* _SHORT EXERCISE_
Read through the entries below and return each line with the word "stężenia".

* _DATA FOR THE TASK_
----

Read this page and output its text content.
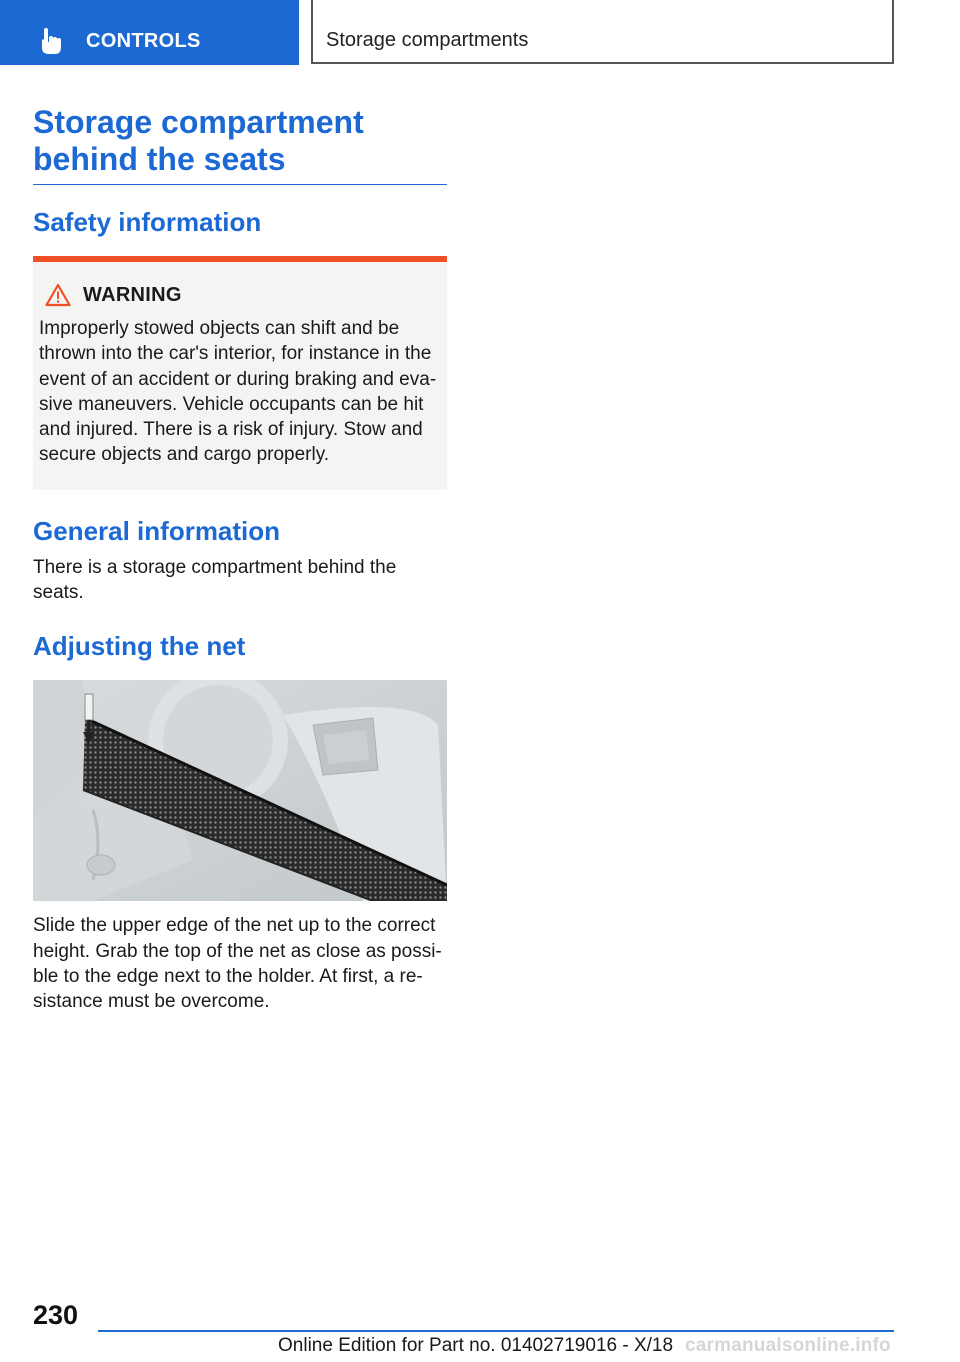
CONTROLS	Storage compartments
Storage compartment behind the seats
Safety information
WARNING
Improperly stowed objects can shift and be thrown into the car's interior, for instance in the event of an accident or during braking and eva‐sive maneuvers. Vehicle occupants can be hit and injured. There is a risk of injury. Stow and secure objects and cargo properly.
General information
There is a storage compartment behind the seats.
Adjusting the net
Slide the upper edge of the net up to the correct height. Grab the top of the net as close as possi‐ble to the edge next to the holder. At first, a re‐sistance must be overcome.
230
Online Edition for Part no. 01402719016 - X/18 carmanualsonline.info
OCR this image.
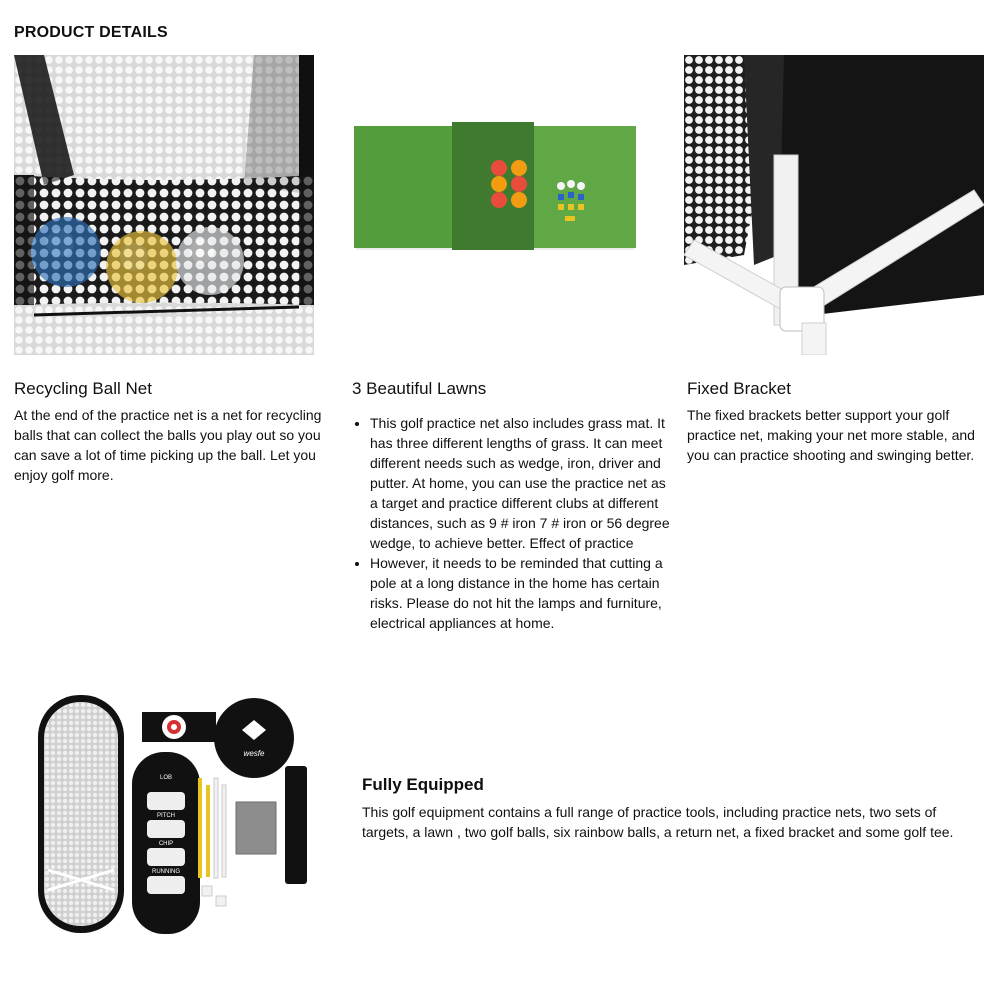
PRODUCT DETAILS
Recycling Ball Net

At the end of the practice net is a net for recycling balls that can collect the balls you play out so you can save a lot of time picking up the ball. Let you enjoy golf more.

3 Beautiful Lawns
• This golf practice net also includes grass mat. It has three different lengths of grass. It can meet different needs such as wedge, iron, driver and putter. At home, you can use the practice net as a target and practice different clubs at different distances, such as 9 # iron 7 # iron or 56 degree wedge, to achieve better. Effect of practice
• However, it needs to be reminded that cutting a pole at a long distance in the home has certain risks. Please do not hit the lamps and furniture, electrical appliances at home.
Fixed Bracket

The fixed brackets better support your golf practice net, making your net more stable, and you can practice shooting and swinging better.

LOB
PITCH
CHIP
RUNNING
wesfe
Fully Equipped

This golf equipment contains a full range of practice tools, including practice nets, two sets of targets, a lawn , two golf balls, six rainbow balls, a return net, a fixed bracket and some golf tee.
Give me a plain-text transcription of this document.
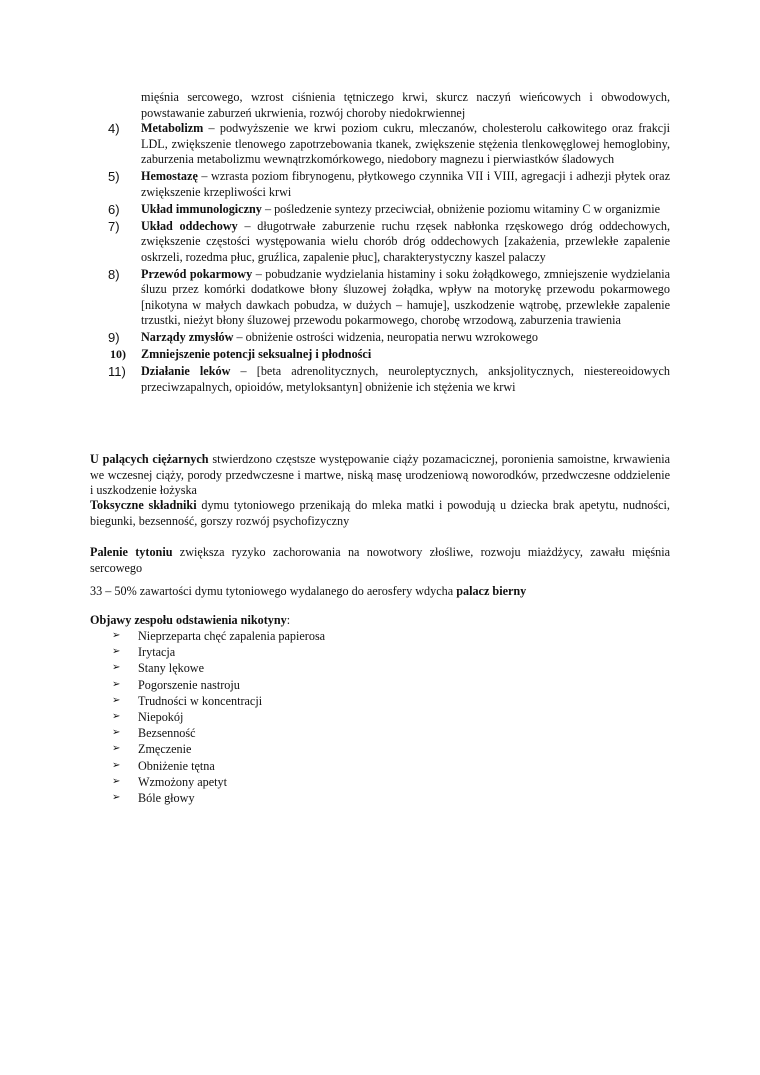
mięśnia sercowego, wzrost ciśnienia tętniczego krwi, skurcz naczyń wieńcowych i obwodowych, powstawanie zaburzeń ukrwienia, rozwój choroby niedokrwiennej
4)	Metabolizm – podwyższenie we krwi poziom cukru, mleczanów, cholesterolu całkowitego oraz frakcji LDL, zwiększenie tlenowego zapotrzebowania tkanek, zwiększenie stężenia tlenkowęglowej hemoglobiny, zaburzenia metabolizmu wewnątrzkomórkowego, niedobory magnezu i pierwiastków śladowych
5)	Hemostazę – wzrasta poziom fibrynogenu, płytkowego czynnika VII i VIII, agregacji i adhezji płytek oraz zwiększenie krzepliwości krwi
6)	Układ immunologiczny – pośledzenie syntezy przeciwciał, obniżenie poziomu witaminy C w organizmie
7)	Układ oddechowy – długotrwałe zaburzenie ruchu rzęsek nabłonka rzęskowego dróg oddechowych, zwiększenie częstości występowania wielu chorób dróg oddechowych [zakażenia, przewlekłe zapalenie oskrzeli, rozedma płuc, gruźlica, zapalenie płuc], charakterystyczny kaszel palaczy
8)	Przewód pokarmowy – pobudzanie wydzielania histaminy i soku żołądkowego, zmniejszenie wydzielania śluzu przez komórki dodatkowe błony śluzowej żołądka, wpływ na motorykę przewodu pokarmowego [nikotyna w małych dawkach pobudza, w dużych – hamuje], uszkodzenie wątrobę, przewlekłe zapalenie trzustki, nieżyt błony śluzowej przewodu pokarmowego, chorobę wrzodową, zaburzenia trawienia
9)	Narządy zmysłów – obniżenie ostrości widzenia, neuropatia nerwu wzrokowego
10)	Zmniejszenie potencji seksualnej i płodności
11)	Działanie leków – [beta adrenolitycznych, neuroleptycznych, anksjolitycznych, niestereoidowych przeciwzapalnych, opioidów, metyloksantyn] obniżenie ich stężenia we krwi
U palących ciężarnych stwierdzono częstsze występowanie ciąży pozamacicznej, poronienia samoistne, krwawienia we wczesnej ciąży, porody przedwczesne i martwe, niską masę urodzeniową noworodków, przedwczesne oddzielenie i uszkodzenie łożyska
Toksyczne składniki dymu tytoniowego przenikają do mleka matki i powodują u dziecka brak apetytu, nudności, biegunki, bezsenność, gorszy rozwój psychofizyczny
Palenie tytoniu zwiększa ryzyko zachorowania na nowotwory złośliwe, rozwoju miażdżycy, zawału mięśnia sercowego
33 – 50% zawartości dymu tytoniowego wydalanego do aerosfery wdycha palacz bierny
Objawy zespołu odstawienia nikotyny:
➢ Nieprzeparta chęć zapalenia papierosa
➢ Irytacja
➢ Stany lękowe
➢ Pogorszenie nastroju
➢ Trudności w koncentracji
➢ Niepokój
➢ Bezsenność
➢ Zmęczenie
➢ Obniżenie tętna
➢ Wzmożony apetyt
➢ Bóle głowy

----

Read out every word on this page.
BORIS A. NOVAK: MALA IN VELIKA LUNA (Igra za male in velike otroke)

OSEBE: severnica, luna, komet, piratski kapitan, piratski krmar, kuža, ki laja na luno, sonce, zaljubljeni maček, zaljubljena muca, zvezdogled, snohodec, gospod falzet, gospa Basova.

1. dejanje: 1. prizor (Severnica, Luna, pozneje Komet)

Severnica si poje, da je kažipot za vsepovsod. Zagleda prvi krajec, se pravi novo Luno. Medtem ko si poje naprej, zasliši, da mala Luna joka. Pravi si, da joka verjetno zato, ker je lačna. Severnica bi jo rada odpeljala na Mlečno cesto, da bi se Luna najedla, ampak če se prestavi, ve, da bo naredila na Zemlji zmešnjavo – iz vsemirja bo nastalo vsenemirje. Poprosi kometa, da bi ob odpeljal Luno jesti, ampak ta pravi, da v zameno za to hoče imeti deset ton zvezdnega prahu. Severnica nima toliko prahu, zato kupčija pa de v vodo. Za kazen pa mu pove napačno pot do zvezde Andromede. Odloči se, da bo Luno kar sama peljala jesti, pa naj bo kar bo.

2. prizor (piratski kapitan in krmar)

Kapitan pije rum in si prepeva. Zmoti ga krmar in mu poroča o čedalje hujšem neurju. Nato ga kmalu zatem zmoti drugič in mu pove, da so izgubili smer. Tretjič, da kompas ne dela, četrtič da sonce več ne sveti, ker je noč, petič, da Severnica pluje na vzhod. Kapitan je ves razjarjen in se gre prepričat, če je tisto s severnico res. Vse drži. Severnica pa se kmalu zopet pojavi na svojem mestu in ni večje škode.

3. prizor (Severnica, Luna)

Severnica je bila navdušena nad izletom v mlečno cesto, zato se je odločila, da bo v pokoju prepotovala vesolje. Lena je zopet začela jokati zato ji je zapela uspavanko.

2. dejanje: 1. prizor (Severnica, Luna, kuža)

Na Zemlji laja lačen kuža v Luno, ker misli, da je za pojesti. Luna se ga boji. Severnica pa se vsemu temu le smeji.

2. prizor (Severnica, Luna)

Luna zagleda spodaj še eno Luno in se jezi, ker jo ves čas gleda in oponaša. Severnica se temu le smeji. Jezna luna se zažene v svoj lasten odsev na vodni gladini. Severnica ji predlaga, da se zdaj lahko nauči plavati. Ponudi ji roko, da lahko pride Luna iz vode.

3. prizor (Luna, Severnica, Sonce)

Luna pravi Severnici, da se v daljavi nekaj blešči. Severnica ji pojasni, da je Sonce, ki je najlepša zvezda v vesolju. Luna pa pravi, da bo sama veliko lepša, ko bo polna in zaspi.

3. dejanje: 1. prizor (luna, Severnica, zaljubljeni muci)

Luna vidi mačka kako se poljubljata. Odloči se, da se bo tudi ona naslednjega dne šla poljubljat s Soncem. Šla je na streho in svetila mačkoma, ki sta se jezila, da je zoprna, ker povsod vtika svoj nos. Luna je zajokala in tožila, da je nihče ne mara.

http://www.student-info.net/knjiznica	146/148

----

* _OUTPUT FOR THIS TASK_
4)	Metabolizm – podwyższenie we krwi poziom cukru, mleczanów, cholesterolu całkowitego oraz frakcji LDL, zwiększenie tlenowego zapotrzebowania tkanek, zwiększenie stężenia tlenkowęglowej hemoglobiny, zaburzenia metabolizmu wewnątrzkomórkowego, niedobory magnezu i pierwiastków śladowych
11)	Działanie leków – [beta adrenolitycznych, neuroleptycznych, anksjolitycznych, niestereoidowych przeciwzapalnych, opioidów, metyloksantyn] obniżenie ich stężenia we krwi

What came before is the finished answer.